## Brief:
Lines containing the string "this" are to be counted; report only how many there are.

[Stored records]
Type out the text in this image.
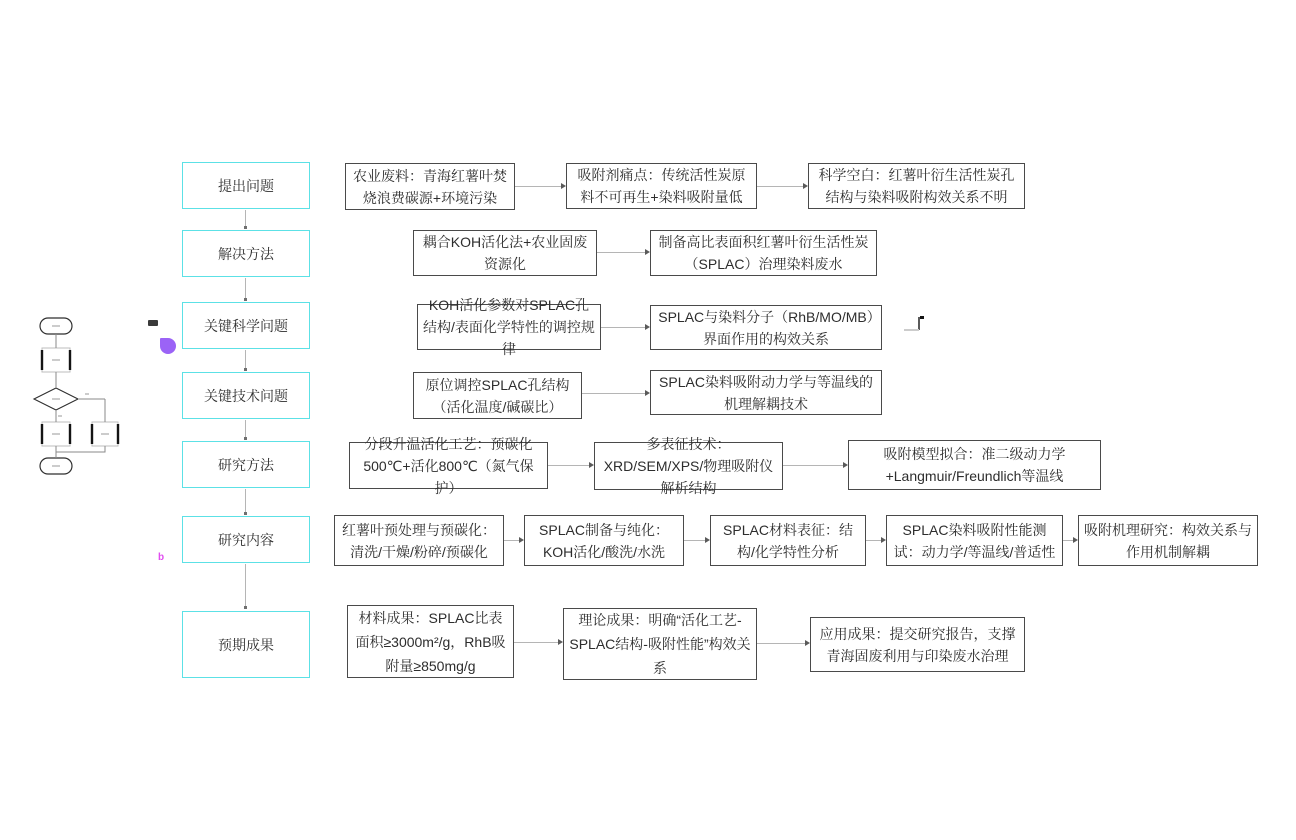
提出问题
解决方法
关键科学问题
关键技术问题
研究方法
研究内容
预期成果
农业废料：青海红薯叶焚烧浪费碳源+环境污染
吸附剂痛点：传统活性炭原料不可再生+染料吸附量低
科学空白：红薯叶衍生活性炭孔结构与染料吸附构效关系不明
耦合KOH活化法+农业固废资源化
制备高比表面积红薯叶衍生活性炭（SPLAC）治理染料废水
KOH活化参数对SPLAC孔结构/表面化学特性的调控规律
SPLAC与染料分子（RhB/MO/MB）界面作用的构效关系
原位调控SPLAC孔结构（活化温度/碱碳比）
SPLAC染料吸附动力学与等温线的机理解耦技术
分段升温活化工艺：预碳化500℃+活化800℃（氮气保护）
多表征技术：XRD/SEM/XPS/物理吸附仪解析结构
吸附模型拟合：准二级动力学+Langmuir/Freundlich等温线
红薯叶预处理与预碳化：清洗/干燥/粉碎/预碳化
SPLAC制备与纯化：KOH活化/酸洗/水洗
SPLAC材料表征：结构/化学特性分析
SPLAC染料吸附性能测试：动力学/等温线/普适性
吸附机理研究：构效关系与作用机制解耦
材料成果：SPLAC比表面积≥3000m²/g，RhB吸附量≥850mg/g
理论成果：明确“活化工艺-SPLAC结构-吸附性能”构效关系
应用成果：提交研究报告，支撑青海固废利用与印染废水治理
b
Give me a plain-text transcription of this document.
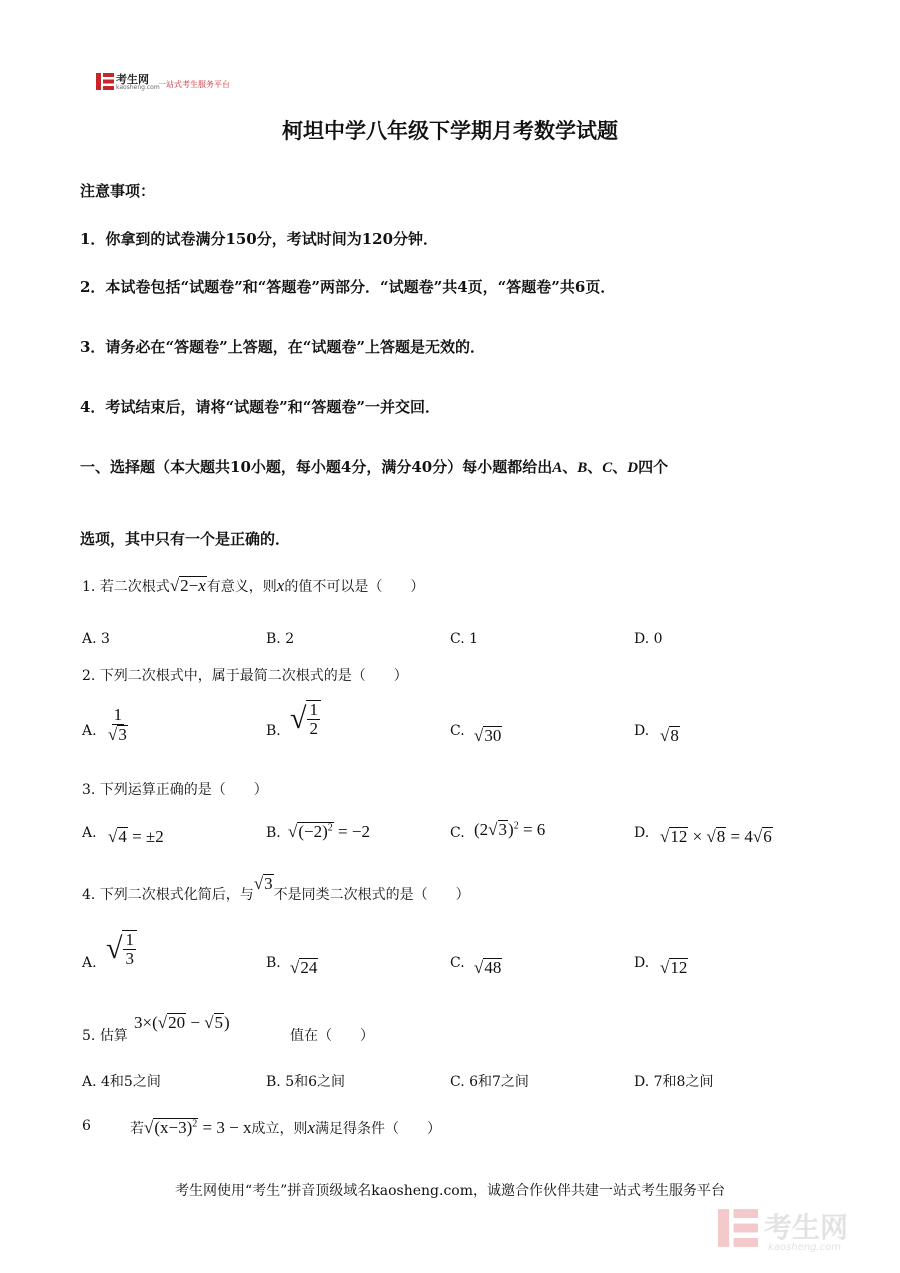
考生网
kaosheng.com
一站式考生服务平台
柯坦中学八年级下学期月考数学试题
注意事项：
1．你拿到的试卷满分150分，考试时间为120分钟．
2．本试卷包括“试题卷”和“答题卷”两部分．“试题卷”共4页，“答题卷”共6页．
3．请务必在“答题卷”上答题，在“试题卷”上答题是无效的．
4．考试结束后，请将“试题卷”和“答题卷”一并交回．
一、选择题（本大题共10小题，每小题4分，满分40分）每小题都给出A、B、C、D四个
选项，其中只有一个是正确的．
1. 若二次根式√2−x有意义，则x的值不可以是（　　）
A. 3	B. 2	C. 1	D. 0
2. 下列二次根式中，属于最简二次根式的是（　　）
A. $\frac{1}{√3}$	B. √ $\frac{1}{2}$	C. √30	D. √8
3. 下列运算正确的是（　　）
A. √4 = ±2	B. $√(-2)^2 = -2$	C. $(2√3)^2 = 6$	D. √12 × √8 = 4√6
4. 下列二次根式化简后，与√3不是同类二次根式的是（　　）
A. √ $\frac{1}{3}$	B. √24	C. √48	D. √12
5. 估算
3×(√20 − √5)
值在（　　）
A. 4和5之间	B. 5和6之间	C. 6和7之间	D. 7和8之间
6	若$√(x-3)^2 = 3 - x$成立，则x满足得条件（　　）
考生网使用“考生”拼音顶级域名kaosheng.com，诚邀合作伙伴共建一站式考生服务平台
考生网
kaosheng.com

## Response:
2